[Stored data]
++++++++++
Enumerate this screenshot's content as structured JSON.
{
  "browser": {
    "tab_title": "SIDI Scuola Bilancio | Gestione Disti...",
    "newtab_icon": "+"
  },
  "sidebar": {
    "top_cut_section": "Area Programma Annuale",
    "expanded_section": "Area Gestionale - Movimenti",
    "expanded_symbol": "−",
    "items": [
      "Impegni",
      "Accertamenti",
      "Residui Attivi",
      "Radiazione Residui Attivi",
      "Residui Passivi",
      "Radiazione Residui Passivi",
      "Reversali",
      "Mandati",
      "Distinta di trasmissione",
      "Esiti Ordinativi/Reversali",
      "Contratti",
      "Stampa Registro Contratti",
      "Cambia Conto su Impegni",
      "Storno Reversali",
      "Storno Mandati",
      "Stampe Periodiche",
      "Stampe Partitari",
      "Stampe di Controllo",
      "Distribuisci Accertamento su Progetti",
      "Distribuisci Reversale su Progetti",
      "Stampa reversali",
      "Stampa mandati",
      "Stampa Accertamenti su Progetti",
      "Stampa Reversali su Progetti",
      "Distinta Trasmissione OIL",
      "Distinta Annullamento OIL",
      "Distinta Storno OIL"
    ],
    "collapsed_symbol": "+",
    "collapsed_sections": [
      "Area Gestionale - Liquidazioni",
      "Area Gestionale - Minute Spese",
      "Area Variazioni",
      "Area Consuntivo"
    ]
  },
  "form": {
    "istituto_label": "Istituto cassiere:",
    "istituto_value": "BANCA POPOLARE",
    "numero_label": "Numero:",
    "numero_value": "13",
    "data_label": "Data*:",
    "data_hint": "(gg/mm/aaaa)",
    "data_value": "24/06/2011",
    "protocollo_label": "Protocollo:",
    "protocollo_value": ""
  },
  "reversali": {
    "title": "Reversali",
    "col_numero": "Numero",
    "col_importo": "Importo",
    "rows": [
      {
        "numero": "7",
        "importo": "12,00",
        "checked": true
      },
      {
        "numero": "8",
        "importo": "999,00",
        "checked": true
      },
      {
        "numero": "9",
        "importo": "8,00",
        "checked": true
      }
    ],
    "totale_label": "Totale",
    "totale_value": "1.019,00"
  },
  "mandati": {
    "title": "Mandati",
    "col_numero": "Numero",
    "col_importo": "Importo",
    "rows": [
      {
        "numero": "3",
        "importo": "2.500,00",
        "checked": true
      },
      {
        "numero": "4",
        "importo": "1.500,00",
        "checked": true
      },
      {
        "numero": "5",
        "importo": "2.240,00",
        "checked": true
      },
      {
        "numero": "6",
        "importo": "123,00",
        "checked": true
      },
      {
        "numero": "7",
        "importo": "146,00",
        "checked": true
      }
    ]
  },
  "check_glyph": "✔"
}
++++++++++
What you will do: Write out every entry exactly as given.

Finished exercise:
Enumerate this screenshot's content as structured JSON.
{
  "browser": {
    "tab_title": "SIDI Scuola Bilancio | Gestione Disti...",
    "newtab_icon": "+"
  },
  "sidebar": {
    "top_cut_section": "Area Programma Annuale",
    "expanded_section": "Area Gestionale - Movimenti",
    "expanded_symbol": "−",
    "items": [
      "Impegni",
      "Accertamenti",
      "Residui Attivi",
      "Radiazione Residui Attivi",
      "Residui Passivi",
      "Radiazione Residui Passivi",
      "Reversali",
      "Mandati",
      "Distinta di trasmissione",
      "Esiti Ordinativi/Reversali",
      "Contratti",
      "Stampa Registro Contratti",
      "Cambia Conto su Impegni",
      "Storno Reversali",
      "Storno Mandati",
      "Stampe Periodiche",
      "Stampe Partitari",
      "Stampe di Controllo",
      "Distribuisci Accertamento su Progetti",
      "Distribuisci Reversale su Progetti",
      "Stampa reversali",
      "Stampa mandati",
      "Stampa Accertamenti su Progetti",
      "Stampa Reversali su Progetti",
      "Distinta Trasmissione OIL",
      "Distinta Annullamento OIL",
      "Distinta Storno OIL"
    ],
    "collapsed_symbol": "+",
    "collapsed_sections": [
      "Area Gestionale - Liquidazioni",
      "Area Gestionale - Minute Spese",
      "Area Variazioni",
      "Area Consuntivo"
    ]
  },
  "form": {
    "istituto_label": "Istituto cassiere:",
    "istituto_value": "BANCA POPOLARE",
    "numero_label": "Numero:",
    "numero_value": "13",
    "data_label": "Data*:",
    "data_hint": "(gg/mm/aaaa)",
    "data_value": "24/06/2011",
    "protocollo_label": "Protocollo:",
    "protocollo_value": ""
  },
  "reversali": {
    "title": "Reversali",
    "col_numero": "Numero",
    "col_importo": "Importo",
    "rows": [
      {
        "numero": "7",
        "importo": "12,00",
        "checked": true
      },
      {
        "numero": "8",
        "importo": "999,00",
        "checked": true
      },
      {
        "numero": "9",
        "importo": "8,00",
        "checked": true
      }
    ],
    "totale_label": "Totale",
    "totale_value": "1.019,00"
  },
  "mandati": {
    "title": "Mandati",
    "col_numero": "Numero",
    "col_importo": "Importo",
    "rows": [
      {
        "numero": "3",
        "importo": "2.500,00",
        "checked": true
      },
      {
        "numero": "4",
        "importo": "1.500,00",
        "checked": true
      },
      {
        "numero": "5",
        "importo": "2.240,00",
        "checked": true
      },
      {
        "numero": "6",
        "importo": "123,00",
        "checked": true
      },
      {
        "numero": "7",
        "importo": "146,00",
        "checked": true
      }
    ]
  },
  "check_glyph": "✔"
}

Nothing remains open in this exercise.